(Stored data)
** Begin **

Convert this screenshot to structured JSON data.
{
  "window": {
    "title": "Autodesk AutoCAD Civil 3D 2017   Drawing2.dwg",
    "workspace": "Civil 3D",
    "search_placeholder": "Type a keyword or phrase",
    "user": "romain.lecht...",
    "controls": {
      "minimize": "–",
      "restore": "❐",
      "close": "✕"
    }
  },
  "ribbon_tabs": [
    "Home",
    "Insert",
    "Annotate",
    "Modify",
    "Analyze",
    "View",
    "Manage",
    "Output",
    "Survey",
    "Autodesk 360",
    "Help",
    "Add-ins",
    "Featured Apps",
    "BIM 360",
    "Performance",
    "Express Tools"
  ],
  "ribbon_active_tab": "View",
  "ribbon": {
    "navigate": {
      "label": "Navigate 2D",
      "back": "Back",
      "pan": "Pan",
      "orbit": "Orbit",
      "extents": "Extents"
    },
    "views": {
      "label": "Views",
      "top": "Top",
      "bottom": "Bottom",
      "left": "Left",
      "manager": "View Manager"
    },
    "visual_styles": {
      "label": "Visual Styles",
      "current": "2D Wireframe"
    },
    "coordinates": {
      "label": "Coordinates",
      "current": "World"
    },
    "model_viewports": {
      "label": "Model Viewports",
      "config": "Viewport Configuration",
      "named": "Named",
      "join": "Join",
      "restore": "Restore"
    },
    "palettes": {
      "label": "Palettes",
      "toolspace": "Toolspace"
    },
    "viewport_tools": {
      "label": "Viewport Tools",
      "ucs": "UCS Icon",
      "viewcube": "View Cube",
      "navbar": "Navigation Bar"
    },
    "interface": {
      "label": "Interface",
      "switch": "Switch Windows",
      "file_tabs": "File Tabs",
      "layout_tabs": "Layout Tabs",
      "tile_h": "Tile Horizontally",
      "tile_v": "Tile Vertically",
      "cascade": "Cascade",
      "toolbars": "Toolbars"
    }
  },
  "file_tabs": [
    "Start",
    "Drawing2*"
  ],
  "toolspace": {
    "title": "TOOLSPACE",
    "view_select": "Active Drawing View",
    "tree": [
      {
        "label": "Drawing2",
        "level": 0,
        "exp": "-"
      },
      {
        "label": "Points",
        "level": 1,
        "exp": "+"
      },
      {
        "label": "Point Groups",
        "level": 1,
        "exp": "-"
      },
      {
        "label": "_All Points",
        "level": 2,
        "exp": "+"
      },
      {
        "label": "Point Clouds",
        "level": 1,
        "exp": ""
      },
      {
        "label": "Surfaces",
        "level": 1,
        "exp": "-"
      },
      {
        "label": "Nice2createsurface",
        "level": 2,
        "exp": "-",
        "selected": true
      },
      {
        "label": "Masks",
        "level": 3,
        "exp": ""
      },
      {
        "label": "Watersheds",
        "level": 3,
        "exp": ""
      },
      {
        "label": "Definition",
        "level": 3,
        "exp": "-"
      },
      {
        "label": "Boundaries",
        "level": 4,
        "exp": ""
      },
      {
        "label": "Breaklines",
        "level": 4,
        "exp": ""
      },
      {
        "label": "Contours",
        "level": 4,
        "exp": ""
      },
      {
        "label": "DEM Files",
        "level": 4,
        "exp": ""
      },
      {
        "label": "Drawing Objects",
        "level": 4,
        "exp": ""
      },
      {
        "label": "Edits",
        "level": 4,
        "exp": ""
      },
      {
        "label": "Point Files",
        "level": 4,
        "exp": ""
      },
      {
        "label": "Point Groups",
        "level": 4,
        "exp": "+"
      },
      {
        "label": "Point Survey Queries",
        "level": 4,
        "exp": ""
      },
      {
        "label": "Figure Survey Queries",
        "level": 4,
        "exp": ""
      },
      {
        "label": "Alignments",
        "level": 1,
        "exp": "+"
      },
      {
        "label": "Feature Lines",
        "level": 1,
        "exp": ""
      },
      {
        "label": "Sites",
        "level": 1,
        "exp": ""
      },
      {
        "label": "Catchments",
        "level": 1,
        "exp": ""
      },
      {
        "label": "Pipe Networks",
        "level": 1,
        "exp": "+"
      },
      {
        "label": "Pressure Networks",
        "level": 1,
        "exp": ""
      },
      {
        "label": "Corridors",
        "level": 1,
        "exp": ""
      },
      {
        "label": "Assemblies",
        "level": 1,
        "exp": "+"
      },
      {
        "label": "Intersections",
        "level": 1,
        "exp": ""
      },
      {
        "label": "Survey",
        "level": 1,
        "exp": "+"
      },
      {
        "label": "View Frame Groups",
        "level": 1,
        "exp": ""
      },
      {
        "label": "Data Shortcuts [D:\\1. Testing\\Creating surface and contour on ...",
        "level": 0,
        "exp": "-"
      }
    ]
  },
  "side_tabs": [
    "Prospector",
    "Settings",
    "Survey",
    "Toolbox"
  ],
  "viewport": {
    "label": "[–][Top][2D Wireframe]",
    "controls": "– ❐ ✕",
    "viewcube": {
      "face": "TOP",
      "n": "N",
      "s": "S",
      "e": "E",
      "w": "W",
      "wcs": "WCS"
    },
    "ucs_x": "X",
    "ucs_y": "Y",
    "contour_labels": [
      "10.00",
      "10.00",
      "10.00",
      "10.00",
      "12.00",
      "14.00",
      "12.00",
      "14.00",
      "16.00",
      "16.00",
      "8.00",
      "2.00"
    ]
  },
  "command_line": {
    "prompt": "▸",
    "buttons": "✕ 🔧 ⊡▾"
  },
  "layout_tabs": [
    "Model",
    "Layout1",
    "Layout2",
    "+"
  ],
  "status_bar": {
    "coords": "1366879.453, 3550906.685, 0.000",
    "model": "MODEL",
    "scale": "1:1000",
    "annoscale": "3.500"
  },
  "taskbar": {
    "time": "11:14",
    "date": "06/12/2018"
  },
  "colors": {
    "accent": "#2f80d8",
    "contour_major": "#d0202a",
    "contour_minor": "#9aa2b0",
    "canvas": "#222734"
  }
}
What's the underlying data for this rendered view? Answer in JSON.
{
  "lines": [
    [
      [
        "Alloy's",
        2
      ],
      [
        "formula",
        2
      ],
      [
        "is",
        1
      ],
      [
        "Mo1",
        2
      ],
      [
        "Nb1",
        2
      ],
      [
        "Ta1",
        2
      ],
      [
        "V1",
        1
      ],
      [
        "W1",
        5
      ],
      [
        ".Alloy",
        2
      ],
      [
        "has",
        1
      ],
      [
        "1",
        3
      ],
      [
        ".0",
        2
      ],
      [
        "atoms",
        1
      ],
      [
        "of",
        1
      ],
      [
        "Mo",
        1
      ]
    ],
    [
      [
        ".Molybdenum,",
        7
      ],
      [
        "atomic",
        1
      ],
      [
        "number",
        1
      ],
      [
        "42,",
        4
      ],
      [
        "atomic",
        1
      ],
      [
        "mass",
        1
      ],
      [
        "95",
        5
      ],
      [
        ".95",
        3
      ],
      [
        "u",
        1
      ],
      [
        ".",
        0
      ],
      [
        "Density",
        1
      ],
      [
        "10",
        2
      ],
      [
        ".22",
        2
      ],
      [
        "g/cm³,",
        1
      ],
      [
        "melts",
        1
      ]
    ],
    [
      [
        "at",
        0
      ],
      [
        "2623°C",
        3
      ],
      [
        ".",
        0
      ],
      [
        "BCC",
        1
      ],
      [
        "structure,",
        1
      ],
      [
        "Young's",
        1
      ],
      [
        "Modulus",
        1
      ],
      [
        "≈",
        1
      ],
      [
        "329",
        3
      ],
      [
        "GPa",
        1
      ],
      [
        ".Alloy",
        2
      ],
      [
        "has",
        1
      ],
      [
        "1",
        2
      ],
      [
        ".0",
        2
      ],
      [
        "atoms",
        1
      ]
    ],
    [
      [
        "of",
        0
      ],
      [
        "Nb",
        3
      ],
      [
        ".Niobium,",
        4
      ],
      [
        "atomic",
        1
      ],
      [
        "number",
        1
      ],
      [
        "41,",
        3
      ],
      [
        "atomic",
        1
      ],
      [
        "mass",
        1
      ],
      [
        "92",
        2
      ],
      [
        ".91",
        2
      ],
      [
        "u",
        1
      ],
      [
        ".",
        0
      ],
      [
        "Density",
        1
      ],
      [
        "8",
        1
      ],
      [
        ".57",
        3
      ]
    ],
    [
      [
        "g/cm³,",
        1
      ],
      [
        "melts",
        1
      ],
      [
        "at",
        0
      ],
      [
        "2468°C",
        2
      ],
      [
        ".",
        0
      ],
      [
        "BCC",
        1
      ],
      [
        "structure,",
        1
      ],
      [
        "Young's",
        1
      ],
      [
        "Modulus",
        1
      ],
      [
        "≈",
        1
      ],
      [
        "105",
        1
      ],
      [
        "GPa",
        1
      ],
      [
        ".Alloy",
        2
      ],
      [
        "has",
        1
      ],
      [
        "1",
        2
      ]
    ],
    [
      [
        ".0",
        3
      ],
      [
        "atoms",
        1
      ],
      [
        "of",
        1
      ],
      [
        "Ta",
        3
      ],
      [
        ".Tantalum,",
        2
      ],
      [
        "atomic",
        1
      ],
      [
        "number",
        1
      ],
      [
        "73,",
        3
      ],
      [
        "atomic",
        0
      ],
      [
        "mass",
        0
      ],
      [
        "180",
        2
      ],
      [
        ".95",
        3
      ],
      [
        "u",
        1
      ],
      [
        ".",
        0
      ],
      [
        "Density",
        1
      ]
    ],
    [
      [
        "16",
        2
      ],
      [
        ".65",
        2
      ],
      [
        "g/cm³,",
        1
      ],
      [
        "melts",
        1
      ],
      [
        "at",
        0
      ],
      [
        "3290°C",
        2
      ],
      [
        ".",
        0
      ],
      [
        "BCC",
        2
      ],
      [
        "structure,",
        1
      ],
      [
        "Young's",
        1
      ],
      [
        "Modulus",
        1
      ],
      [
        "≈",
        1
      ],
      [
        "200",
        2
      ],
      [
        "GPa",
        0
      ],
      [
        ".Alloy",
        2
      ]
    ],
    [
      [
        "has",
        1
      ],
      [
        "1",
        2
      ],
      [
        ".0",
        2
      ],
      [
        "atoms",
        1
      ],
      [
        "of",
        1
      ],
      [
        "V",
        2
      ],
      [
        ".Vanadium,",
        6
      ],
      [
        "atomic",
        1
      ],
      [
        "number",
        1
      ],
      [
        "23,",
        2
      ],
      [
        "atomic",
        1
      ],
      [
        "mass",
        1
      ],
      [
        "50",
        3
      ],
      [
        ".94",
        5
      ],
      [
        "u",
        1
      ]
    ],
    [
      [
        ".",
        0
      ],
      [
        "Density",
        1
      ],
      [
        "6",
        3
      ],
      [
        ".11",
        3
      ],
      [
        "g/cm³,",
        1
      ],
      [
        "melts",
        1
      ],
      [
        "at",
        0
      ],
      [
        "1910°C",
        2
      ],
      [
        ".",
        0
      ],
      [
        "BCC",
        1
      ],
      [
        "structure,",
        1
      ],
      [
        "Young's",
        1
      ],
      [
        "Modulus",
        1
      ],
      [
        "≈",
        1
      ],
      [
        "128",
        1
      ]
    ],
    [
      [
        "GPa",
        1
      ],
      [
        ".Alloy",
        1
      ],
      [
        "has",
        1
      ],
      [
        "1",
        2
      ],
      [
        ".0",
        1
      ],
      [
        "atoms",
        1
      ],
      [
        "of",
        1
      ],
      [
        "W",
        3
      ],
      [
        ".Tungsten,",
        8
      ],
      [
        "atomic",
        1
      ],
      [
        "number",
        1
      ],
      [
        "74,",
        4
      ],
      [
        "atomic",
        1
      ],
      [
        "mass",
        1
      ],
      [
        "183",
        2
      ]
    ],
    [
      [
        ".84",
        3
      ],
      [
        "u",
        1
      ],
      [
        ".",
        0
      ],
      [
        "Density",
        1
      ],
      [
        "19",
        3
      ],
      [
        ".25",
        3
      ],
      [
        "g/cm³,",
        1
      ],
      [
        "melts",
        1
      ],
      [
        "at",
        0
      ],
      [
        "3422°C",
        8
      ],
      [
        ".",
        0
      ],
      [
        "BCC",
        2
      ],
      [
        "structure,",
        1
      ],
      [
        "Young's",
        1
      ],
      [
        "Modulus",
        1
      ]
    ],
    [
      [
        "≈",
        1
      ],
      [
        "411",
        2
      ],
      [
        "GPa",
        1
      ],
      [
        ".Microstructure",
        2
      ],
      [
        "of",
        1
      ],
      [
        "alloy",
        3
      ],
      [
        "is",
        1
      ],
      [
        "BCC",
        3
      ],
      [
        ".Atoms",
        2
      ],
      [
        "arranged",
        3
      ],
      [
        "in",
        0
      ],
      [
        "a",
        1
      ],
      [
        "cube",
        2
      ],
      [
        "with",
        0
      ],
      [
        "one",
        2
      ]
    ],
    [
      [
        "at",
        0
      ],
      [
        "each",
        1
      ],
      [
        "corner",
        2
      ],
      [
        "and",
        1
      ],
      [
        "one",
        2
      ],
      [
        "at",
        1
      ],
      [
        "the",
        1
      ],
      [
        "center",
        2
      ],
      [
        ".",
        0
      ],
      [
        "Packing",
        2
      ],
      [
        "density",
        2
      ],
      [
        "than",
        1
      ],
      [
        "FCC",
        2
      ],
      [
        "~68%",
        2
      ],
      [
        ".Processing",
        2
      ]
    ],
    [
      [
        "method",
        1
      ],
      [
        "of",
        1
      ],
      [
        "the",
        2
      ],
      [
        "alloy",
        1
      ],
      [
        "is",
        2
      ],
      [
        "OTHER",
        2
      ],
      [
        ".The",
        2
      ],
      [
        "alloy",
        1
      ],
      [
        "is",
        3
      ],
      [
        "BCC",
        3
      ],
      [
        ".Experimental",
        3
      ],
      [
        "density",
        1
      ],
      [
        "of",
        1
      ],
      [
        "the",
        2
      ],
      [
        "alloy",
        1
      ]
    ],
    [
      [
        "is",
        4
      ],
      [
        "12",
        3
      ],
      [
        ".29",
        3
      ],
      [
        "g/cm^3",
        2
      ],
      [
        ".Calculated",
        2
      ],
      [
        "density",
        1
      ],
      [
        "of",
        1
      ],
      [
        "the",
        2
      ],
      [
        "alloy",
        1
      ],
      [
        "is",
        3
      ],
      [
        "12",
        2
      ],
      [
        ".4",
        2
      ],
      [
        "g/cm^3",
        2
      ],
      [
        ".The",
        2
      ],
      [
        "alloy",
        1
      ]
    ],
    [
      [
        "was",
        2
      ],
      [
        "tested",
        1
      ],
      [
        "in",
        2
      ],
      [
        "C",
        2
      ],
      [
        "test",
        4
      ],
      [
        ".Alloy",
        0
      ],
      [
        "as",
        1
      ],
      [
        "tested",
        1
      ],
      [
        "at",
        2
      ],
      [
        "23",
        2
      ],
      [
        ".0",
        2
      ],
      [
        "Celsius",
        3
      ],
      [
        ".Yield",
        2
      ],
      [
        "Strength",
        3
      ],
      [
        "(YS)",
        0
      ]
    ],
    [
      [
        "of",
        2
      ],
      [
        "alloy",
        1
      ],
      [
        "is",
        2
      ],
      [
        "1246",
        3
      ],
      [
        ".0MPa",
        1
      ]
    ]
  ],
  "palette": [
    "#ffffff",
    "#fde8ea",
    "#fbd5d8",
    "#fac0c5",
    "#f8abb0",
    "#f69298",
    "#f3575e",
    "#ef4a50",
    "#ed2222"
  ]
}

** End **

Within the data above, pick out all lines holding the word "current".

      "current": "2D Wireframe"
      "current": "World"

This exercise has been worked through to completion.